Copy all the entries word for word, but omit the pictures.

►

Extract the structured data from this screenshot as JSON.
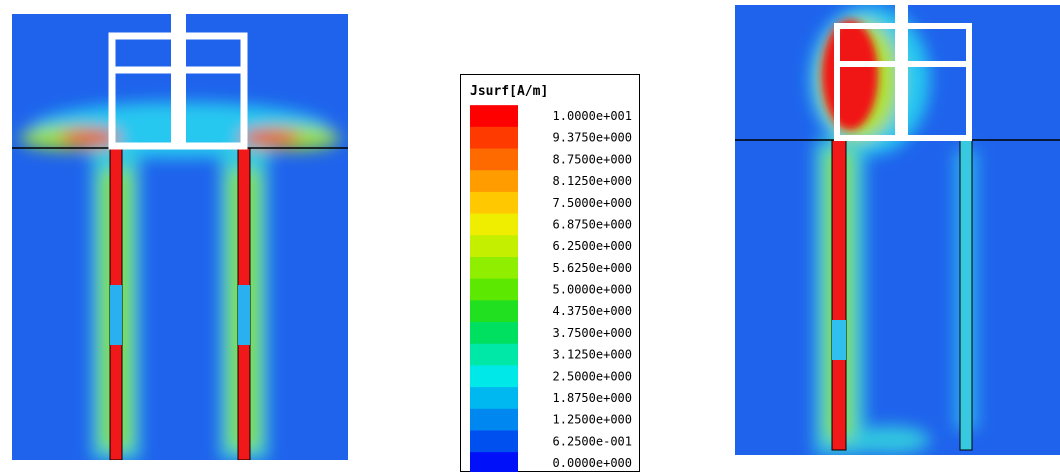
{
  "legend": {
    "title": "Jsurf[A/m]",
    "labels": [
      "1.0000e+001",
      "9.3750e+000",
      "8.7500e+000",
      "8.1250e+000",
      "7.5000e+000",
      "6.8750e+000",
      "6.2500e+000",
      "5.6250e+000",
      "5.0000e+000",
      "4.3750e+000",
      "3.7500e+000",
      "3.1250e+000",
      "2.5000e+000",
      "1.8750e+000",
      "1.2500e+000",
      "6.2500e-001",
      "0.0000e+000"
    ]
  }
}
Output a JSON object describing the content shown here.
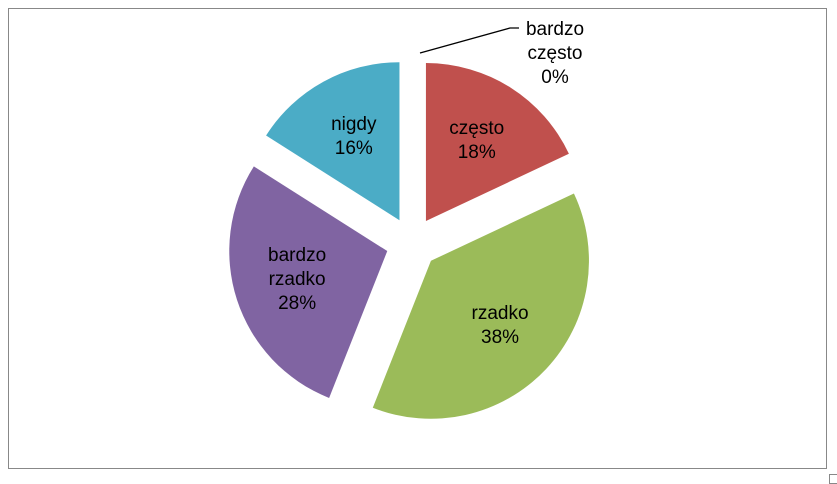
{
  "chart_data": {
    "type": "pie",
    "categories": [
      "bardzo często",
      "często",
      "rzadko",
      "bardzo rzadko",
      "nigdy"
    ],
    "values": [
      0,
      18,
      38,
      28,
      16
    ],
    "value_labels": [
      "0%",
      "18%",
      "38%",
      "28%",
      "16%"
    ],
    "colors": [
      "#4f81bd",
      "#c0504d",
      "#9bbb59",
      "#8064a2",
      "#4bacc6"
    ]
  }
}
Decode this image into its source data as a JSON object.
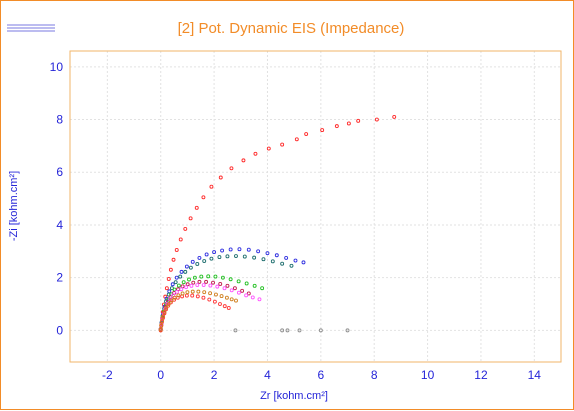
{
  "window": {
    "title": "[2] Pot. Dynamic EIS (Impedance)"
  },
  "chart_data": {
    "type": "scatter",
    "title": "[2] Pot. Dynamic EIS (Impedance)",
    "xlabel": "Zr [kohm.cm²]",
    "ylabel": "-Zi [kohm.cm²]",
    "xlim": [
      -3.4,
      15.0
    ],
    "ylim": [
      -1.2,
      10.6
    ],
    "xticks": [
      "-2",
      "0",
      "2",
      "4",
      "6",
      "8",
      "10",
      "12",
      "14"
    ],
    "yticks": [
      "0",
      "2",
      "4",
      "6",
      "8",
      "10"
    ],
    "grid": true,
    "colors": {
      "frame": "#f28c28",
      "title": "#f28c28",
      "axis": "#f2b66a",
      "tick_labels": "#2424d8",
      "grid": "#e2e2e2"
    },
    "series": [
      {
        "color": "#ff2a2a",
        "x": [
          0.0,
          0.02,
          0.05,
          0.08,
          0.12,
          0.17,
          0.23,
          0.3,
          0.38,
          0.48,
          0.6,
          0.75,
          0.92,
          1.12,
          1.35,
          1.6,
          1.9,
          2.25,
          2.65,
          3.1,
          3.55,
          4.05,
          4.55,
          5.1,
          5.45,
          6.05,
          6.6,
          7.05,
          7.4,
          8.1,
          8.75
        ],
        "y": [
          0.0,
          0.2,
          0.45,
          0.7,
          0.98,
          1.28,
          1.6,
          1.95,
          2.3,
          2.68,
          3.05,
          3.45,
          3.85,
          4.25,
          4.65,
          5.05,
          5.45,
          5.8,
          6.15,
          6.45,
          6.7,
          6.9,
          7.05,
          7.25,
          7.45,
          7.6,
          7.75,
          7.85,
          7.95,
          8.0,
          8.1
        ]
      },
      {
        "color": "#3030e0",
        "x": [
          0.0,
          0.03,
          0.08,
          0.14,
          0.22,
          0.32,
          0.45,
          0.6,
          0.78,
          0.98,
          1.2,
          1.45,
          1.72,
          2.0,
          2.3,
          2.62,
          2.95,
          3.3,
          3.65,
          4.0,
          4.35,
          4.7,
          5.05,
          5.35
        ],
        "y": [
          0.05,
          0.3,
          0.6,
          0.9,
          1.2,
          1.48,
          1.75,
          2.0,
          2.22,
          2.42,
          2.6,
          2.75,
          2.88,
          2.97,
          3.03,
          3.07,
          3.08,
          3.06,
          3.0,
          2.93,
          2.85,
          2.75,
          2.65,
          2.58
        ]
      },
      {
        "color": "#1e6e6e",
        "x": [
          0.0,
          0.03,
          0.07,
          0.13,
          0.2,
          0.3,
          0.42,
          0.56,
          0.73,
          0.92,
          1.13,
          1.37,
          1.63,
          1.9,
          2.2,
          2.5,
          2.82,
          3.15,
          3.5,
          3.85,
          4.2,
          4.55,
          4.9
        ],
        "y": [
          0.05,
          0.28,
          0.55,
          0.82,
          1.1,
          1.36,
          1.6,
          1.83,
          2.04,
          2.22,
          2.38,
          2.52,
          2.63,
          2.72,
          2.78,
          2.81,
          2.82,
          2.8,
          2.76,
          2.7,
          2.62,
          2.53,
          2.45
        ]
      },
      {
        "color": "#22c022",
        "x": [
          0.0,
          0.03,
          0.07,
          0.12,
          0.19,
          0.28,
          0.39,
          0.52,
          0.68,
          0.86,
          1.06,
          1.28,
          1.52,
          1.78,
          2.05,
          2.33,
          2.62,
          2.92,
          3.22,
          3.52,
          3.8
        ],
        "y": [
          0.05,
          0.25,
          0.48,
          0.72,
          0.95,
          1.17,
          1.37,
          1.55,
          1.7,
          1.83,
          1.93,
          2.0,
          2.04,
          2.05,
          2.04,
          2.0,
          1.94,
          1.86,
          1.78,
          1.69,
          1.6
        ]
      },
      {
        "color": "#c02050",
        "x": [
          0.0,
          0.03,
          0.07,
          0.12,
          0.18,
          0.27,
          0.37,
          0.5,
          0.65,
          0.82,
          1.01,
          1.22,
          1.45,
          1.7,
          1.96,
          2.23,
          2.5,
          2.78,
          3.05,
          3.3
        ],
        "y": [
          0.05,
          0.24,
          0.45,
          0.67,
          0.88,
          1.08,
          1.26,
          1.42,
          1.56,
          1.67,
          1.75,
          1.81,
          1.84,
          1.84,
          1.81,
          1.76,
          1.69,
          1.6,
          1.5,
          1.4
        ]
      },
      {
        "color": "#ff55ff",
        "x": [
          0.0,
          0.03,
          0.06,
          0.11,
          0.17,
          0.25,
          0.35,
          0.47,
          0.61,
          0.77,
          0.95,
          1.15,
          1.37,
          1.61,
          1.86,
          2.12,
          2.39,
          2.66,
          2.93,
          3.2,
          3.45,
          3.7
        ],
        "y": [
          0.04,
          0.22,
          0.42,
          0.62,
          0.82,
          1.01,
          1.18,
          1.33,
          1.46,
          1.56,
          1.64,
          1.69,
          1.72,
          1.72,
          1.7,
          1.66,
          1.6,
          1.52,
          1.43,
          1.33,
          1.25,
          1.18
        ]
      },
      {
        "color": "#ff3a3a",
        "x": [
          0.0,
          0.02,
          0.05,
          0.09,
          0.14,
          0.2,
          0.28,
          0.38,
          0.5,
          0.64,
          0.8,
          0.98,
          1.18,
          1.39,
          1.6,
          1.82,
          2.03,
          2.22,
          2.4,
          2.55
        ],
        "y": [
          0.03,
          0.17,
          0.33,
          0.49,
          0.65,
          0.8,
          0.94,
          1.06,
          1.16,
          1.24,
          1.29,
          1.32,
          1.32,
          1.29,
          1.24,
          1.17,
          1.09,
          1.0,
          0.92,
          0.85
        ]
      },
      {
        "color": "#d08020",
        "x": [
          0.0,
          0.02,
          0.05,
          0.09,
          0.14,
          0.21,
          0.3,
          0.4,
          0.52,
          0.66,
          0.82,
          1.0,
          1.2,
          1.41,
          1.63,
          1.85,
          2.07,
          2.28,
          2.48,
          2.66,
          2.82
        ],
        "y": [
          0.03,
          0.19,
          0.36,
          0.53,
          0.7,
          0.86,
          1.0,
          1.13,
          1.24,
          1.33,
          1.4,
          1.45,
          1.47,
          1.47,
          1.45,
          1.41,
          1.36,
          1.3,
          1.24,
          1.18,
          1.13
        ]
      },
      {
        "color": "#909090",
        "x": [
          2.8,
          4.55,
          4.75,
          5.2,
          6.0,
          7.0
        ],
        "y": [
          0.0,
          0.0,
          0.0,
          0.0,
          0.0,
          0.0
        ]
      }
    ]
  }
}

◄

The answer ->
Extract the structured data from this screenshot as JSON.
{
  "legend": {
    "title": "Jsurf[A/m]",
    "labels": [
      "1.0000e+001",
      "9.3750e+000",
      "8.7500e+000",
      "8.1250e+000",
      "7.5000e+000",
      "6.8750e+000",
      "6.2500e+000",
      "5.6250e+000",
      "5.0000e+000",
      "4.3750e+000",
      "3.7500e+000",
      "3.1250e+000",
      "2.5000e+000",
      "1.8750e+000",
      "1.2500e+000",
      "6.2500e-001",
      "0.0000e+000"
    ]
  }
}
Output a JSON object describing the content shown here.
{
  "chart_data": {
    "type": "pie",
    "categories": [
      "bardzo często",
      "często",
      "rzadko",
      "bardzo rzadko",
      "nigdy"
    ],
    "values": [
      0,
      18,
      38,
      28,
      16
    ],
    "value_labels": [
      "0%",
      "18%",
      "38%",
      "28%",
      "16%"
    ],
    "colors": [
      "#4f81bd",
      "#c0504d",
      "#9bbb59",
      "#8064a2",
      "#4bacc6"
    ]
  }
}
Decode this image into its source data as a JSON object.
{
  "window": {
    "title": "[2] Pot. Dynamic EIS (Impedance)"
  },
  "chart_data": {
    "type": "scatter",
    "title": "[2] Pot. Dynamic EIS (Impedance)",
    "xlabel": "Zr [kohm.cm²]",
    "ylabel": "-Zi [kohm.cm²]",
    "xlim": [
      -3.4,
      15.0
    ],
    "ylim": [
      -1.2,
      10.6
    ],
    "xticks": [
      "-2",
      "0",
      "2",
      "4",
      "6",
      "8",
      "10",
      "12",
      "14"
    ],
    "yticks": [
      "0",
      "2",
      "4",
      "6",
      "8",
      "10"
    ],
    "grid": true,
    "colors": {
      "frame": "#f28c28",
      "title": "#f28c28",
      "axis": "#f2b66a",
      "tick_labels": "#2424d8",
      "grid": "#e2e2e2"
    },
    "series": [
      {
        "color": "#ff2a2a",
        "x": [
          0.0,
          0.02,
          0.05,
          0.08,
          0.12,
          0.17,
          0.23,
          0.3,
          0.38,
          0.48,
          0.6,
          0.75,
          0.92,
          1.12,
          1.35,
          1.6,
          1.9,
          2.25,
          2.65,
          3.1,
          3.55,
          4.05,
          4.55,
          5.1,
          5.45,
          6.05,
          6.6,
          7.05,
          7.4,
          8.1,
          8.75
        ],
        "y": [
          0.0,
          0.2,
          0.45,
          0.7,
          0.98,
          1.28,
          1.6,
          1.95,
          2.3,
          2.68,
          3.05,
          3.45,
          3.85,
          4.25,
          4.65,
          5.05,
          5.45,
          5.8,
          6.15,
          6.45,
          6.7,
          6.9,
          7.05,
          7.25,
          7.45,
          7.6,
          7.75,
          7.85,
          7.95,
          8.0,
          8.1
        ]
      },
      {
        "color": "#3030e0",
        "x": [
          0.0,
          0.03,
          0.08,
          0.14,
          0.22,
          0.32,
          0.45,
          0.6,
          0.78,
          0.98,
          1.2,
          1.45,
          1.72,
          2.0,
          2.3,
          2.62,
          2.95,
          3.3,
          3.65,
          4.0,
          4.35,
          4.7,
          5.05,
          5.35
        ],
        "y": [
          0.05,
          0.3,
          0.6,
          0.9,
          1.2,
          1.48,
          1.75,
          2.0,
          2.22,
          2.42,
          2.6,
          2.75,
          2.88,
          2.97,
          3.03,
          3.07,
          3.08,
          3.06,
          3.0,
          2.93,
          2.85,
          2.75,
          2.65,
          2.58
        ]
      },
      {
        "color": "#1e6e6e",
        "x": [
          0.0,
          0.03,
          0.07,
          0.13,
          0.2,
          0.3,
          0.42,
          0.56,
          0.73,
          0.92,
          1.13,
          1.37,
          1.63,
          1.9,
          2.2,
          2.5,
          2.82,
          3.15,
          3.5,
          3.85,
          4.2,
          4.55,
          4.9
        ],
        "y": [
          0.05,
          0.28,
          0.55,
          0.82,
          1.1,
          1.36,
          1.6,
          1.83,
          2.04,
          2.22,
          2.38,
          2.52,
          2.63,
          2.72,
          2.78,
          2.81,
          2.82,
          2.8,
          2.76,
          2.7,
          2.62,
          2.53,
          2.45
        ]
      },
      {
        "color": "#22c022",
        "x": [
          0.0,
          0.03,
          0.07,
          0.12,
          0.19,
          0.28,
          0.39,
          0.52,
          0.68,
          0.86,
          1.06,
          1.28,
          1.52,
          1.78,
          2.05,
          2.33,
          2.62,
          2.92,
          3.22,
          3.52,
          3.8
        ],
        "y": [
          0.05,
          0.25,
          0.48,
          0.72,
          0.95,
          1.17,
          1.37,
          1.55,
          1.7,
          1.83,
          1.93,
          2.0,
          2.04,
          2.05,
          2.04,
          2.0,
          1.94,
          1.86,
          1.78,
          1.69,
          1.6
        ]
      },
      {
        "color": "#c02050",
        "x": [
          0.0,
          0.03,
          0.07,
          0.12,
          0.18,
          0.27,
          0.37,
          0.5,
          0.65,
          0.82,
          1.01,
          1.22,
          1.45,
          1.7,
          1.96,
          2.23,
          2.5,
          2.78,
          3.05,
          3.3
        ],
        "y": [
          0.05,
          0.24,
          0.45,
          0.67,
          0.88,
          1.08,
          1.26,
          1.42,
          1.56,
          1.67,
          1.75,
          1.81,
          1.84,
          1.84,
          1.81,
          1.76,
          1.69,
          1.6,
          1.5,
          1.4
        ]
      },
      {
        "color": "#ff55ff",
        "x": [
          0.0,
          0.03,
          0.06,
          0.11,
          0.17,
          0.25,
          0.35,
          0.47,
          0.61,
          0.77,
          0.95,
          1.15,
          1.37,
          1.61,
          1.86,
          2.12,
          2.39,
          2.66,
          2.93,
          3.2,
          3.45,
          3.7
        ],
        "y": [
          0.04,
          0.22,
          0.42,
          0.62,
          0.82,
          1.01,
          1.18,
          1.33,
          1.46,
          1.56,
          1.64,
          1.69,
          1.72,
          1.72,
          1.7,
          1.66,
          1.6,
          1.52,
          1.43,
          1.33,
          1.25,
          1.18
        ]
      },
      {
        "color": "#ff3a3a",
        "x": [
          0.0,
          0.02,
          0.05,
          0.09,
          0.14,
          0.2,
          0.28,
          0.38,
          0.5,
          0.64,
          0.8,
          0.98,
          1.18,
          1.39,
          1.6,
          1.82,
          2.03,
          2.22,
          2.4,
          2.55
        ],
        "y": [
          0.03,
          0.17,
          0.33,
          0.49,
          0.65,
          0.8,
          0.94,
          1.06,
          1.16,
          1.24,
          1.29,
          1.32,
          1.32,
          1.29,
          1.24,
          1.17,
          1.09,
          1.0,
          0.92,
          0.85
        ]
      },
      {
        "color": "#d08020",
        "x": [
          0.0,
          0.02,
          0.05,
          0.09,
          0.14,
          0.21,
          0.3,
          0.4,
          0.52,
          0.66,
          0.82,
          1.0,
          1.2,
          1.41,
          1.63,
          1.85,
          2.07,
          2.28,
          2.48,
          2.66,
          2.82
        ],
        "y": [
          0.03,
          0.19,
          0.36,
          0.53,
          0.7,
          0.86,
          1.0,
          1.13,
          1.24,
          1.33,
          1.4,
          1.45,
          1.47,
          1.47,
          1.45,
          1.41,
          1.36,
          1.3,
          1.24,
          1.18,
          1.13
        ]
      },
      {
        "color": "#909090",
        "x": [
          2.8,
          4.55,
          4.75,
          5.2,
          6.0,
          7.0
        ],
        "y": [
          0.0,
          0.0,
          0.0,
          0.0,
          0.0,
          0.0
        ]
      }
    ]
  }
}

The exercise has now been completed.